_PAGE_.
We are concerned that the Secretary-General’s report failed to attribute the responsibility for the attacks against civilians to the government and that it stopped short of characterizing the abuses as violations of international human rights and humanitarian law and as crimes against humanity, even though the Office of the High Commissioner for Human Rights, several UN agencies as well as a number of NGOs have consistently documented them and labeled them as such.
  
• We strongly support the inclusion of a plan for establishing an international commission of inquiry in the current draft resolution. Such a commission should:
  
1. examine the evidence concerning allegations of crimes against humanity, war crimes, genocide, and other serious violations of international human rights and humanitarian law committed by all parties in Darfur from 2003 to the present, including the nature of the crimes, the identity of the perpetrators, and the role of authorities in the commission of crimes;
  
2. collect and preserve evidence of the crimes; and
  
3. make recommendations on appropriate action to bring those most responsible for the crimes investigated and lesser offenders to justice in a manner that is consistent with international due process standards.
  
The commission of inquiry should be composed of international experts with expertise in conducting investigations and gathering evidence, including forensic evidence, and should be asked to produce a public report establishing key facts, describing briefly how it has fulfilled its mandate and detailing its recommendations on accountability.

_STATED TASK 1_.
Copy the statement on Darfur starting with "The commission of inquiry" and going on through "recommendations on accountability.", replacing "international experts" with "independent experts".
The statement on Darfur and the records that follow it are unrelated material.

_SUPPLIED RECORDS_.
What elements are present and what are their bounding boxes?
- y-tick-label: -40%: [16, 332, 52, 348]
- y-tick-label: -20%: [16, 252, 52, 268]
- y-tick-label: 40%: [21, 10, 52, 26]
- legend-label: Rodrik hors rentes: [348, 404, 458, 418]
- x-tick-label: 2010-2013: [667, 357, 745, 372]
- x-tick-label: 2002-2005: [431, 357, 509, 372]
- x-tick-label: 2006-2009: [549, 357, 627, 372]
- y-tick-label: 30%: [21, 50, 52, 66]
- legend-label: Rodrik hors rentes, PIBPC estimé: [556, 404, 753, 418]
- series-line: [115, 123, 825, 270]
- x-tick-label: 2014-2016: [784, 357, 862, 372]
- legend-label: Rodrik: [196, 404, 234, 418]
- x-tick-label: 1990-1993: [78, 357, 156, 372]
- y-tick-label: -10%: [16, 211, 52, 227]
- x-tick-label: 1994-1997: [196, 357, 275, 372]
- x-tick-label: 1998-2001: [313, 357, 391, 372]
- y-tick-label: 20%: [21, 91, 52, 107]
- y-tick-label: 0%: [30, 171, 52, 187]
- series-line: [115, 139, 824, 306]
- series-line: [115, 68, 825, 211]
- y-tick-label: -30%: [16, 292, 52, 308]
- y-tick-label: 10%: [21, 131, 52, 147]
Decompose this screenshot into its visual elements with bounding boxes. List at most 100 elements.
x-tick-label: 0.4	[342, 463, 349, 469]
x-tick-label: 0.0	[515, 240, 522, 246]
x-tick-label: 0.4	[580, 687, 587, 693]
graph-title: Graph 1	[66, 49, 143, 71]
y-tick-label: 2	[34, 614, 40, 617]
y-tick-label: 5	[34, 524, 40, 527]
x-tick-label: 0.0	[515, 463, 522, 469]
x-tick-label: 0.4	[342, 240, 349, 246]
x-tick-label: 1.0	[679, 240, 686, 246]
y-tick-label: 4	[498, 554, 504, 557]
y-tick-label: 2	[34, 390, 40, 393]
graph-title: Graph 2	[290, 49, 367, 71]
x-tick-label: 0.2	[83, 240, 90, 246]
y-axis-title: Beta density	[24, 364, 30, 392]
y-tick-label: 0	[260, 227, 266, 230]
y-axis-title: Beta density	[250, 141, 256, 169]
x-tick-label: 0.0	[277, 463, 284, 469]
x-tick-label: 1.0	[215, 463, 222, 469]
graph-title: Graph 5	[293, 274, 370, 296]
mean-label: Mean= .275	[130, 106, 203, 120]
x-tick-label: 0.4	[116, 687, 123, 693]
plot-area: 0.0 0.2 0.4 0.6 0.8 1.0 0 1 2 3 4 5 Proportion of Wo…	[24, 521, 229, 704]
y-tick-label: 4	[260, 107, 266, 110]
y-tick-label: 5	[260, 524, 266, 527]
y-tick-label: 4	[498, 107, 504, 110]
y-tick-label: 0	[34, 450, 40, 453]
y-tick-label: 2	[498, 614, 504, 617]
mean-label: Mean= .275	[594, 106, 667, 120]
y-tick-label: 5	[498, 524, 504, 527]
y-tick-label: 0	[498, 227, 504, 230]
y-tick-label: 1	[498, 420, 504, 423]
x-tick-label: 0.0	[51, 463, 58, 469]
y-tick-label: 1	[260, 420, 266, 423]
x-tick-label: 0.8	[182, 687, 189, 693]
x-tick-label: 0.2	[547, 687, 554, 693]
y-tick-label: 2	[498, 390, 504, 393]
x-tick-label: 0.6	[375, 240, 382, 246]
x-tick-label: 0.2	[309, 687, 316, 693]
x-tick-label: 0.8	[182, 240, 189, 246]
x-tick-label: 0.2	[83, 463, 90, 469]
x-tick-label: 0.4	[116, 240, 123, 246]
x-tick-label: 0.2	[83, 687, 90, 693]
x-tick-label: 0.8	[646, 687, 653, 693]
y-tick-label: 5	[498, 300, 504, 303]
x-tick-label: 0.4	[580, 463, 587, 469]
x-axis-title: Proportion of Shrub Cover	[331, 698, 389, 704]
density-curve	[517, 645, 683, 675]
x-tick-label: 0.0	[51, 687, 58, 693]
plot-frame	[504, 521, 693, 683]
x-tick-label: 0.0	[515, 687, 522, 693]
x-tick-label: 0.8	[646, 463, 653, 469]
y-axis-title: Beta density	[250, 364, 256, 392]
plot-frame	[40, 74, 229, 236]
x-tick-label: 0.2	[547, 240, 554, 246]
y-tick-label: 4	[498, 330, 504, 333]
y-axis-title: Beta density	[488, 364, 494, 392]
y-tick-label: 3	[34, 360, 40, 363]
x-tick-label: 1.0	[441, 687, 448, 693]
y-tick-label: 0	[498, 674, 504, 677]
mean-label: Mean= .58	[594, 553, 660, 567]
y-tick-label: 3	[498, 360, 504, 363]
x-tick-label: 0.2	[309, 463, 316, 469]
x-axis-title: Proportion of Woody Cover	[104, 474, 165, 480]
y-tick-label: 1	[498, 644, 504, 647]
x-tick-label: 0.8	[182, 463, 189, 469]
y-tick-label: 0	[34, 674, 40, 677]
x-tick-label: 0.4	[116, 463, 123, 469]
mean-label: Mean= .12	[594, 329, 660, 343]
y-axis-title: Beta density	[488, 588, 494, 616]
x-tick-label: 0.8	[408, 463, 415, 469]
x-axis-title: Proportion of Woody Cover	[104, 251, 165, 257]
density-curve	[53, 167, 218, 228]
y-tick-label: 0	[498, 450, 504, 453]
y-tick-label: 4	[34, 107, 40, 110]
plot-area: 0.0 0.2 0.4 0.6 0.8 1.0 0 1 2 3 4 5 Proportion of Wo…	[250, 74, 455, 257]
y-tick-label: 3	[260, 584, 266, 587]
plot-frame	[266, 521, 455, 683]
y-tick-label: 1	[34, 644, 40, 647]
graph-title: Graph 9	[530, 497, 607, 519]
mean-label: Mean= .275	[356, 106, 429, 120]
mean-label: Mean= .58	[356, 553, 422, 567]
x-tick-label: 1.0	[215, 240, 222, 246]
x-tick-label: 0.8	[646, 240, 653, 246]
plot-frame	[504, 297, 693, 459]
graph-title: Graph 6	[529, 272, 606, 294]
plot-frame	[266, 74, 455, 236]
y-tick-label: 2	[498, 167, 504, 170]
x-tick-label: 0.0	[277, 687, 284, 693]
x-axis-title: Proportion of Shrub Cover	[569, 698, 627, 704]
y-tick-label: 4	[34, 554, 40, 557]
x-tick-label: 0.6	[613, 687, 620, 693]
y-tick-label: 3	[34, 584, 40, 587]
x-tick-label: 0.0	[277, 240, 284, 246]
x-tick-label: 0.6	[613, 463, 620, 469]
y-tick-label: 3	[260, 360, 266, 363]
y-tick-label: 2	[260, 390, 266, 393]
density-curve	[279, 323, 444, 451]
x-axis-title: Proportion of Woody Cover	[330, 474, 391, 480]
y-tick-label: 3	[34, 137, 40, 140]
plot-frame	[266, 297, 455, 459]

_STATED TASK 2_.
Put the records, starting with their first line and going on through the line with "- x-tick-label: 2002-2005: [431, 357, 509, 372]", into a JSON list of strings with one string per line and no blank lines.

_FINISHED ANSWER 1_.
The commission of inquiry should be composed of independent experts with expertise in conducting investigations and gathering evidence, including forensic evidence, and should be asked to produce a public report establishing key facts, describing briefly how it has fulfilled its mandate and detailing its recommendations on accountability.

_FINISHED ANSWER 2_.
[
  "What elements are present and what are their bounding boxes?",
  "- y-tick-label: -40%: [16, 332, 52, 348]",
  "- y-tick-label: -20%: [16, 252, 52, 268]",
  "- y-tick-label: 40%: [21, 10, 52, 26]",
  "- legend-label: Rodrik hors rentes: [348, 404, 458, 418]",
  "- x-tick-label: 2010-2013: [667, 357, 745, 372]",
  "- x-tick-label: 2002-2005: [431, 357, 509, 372]"
]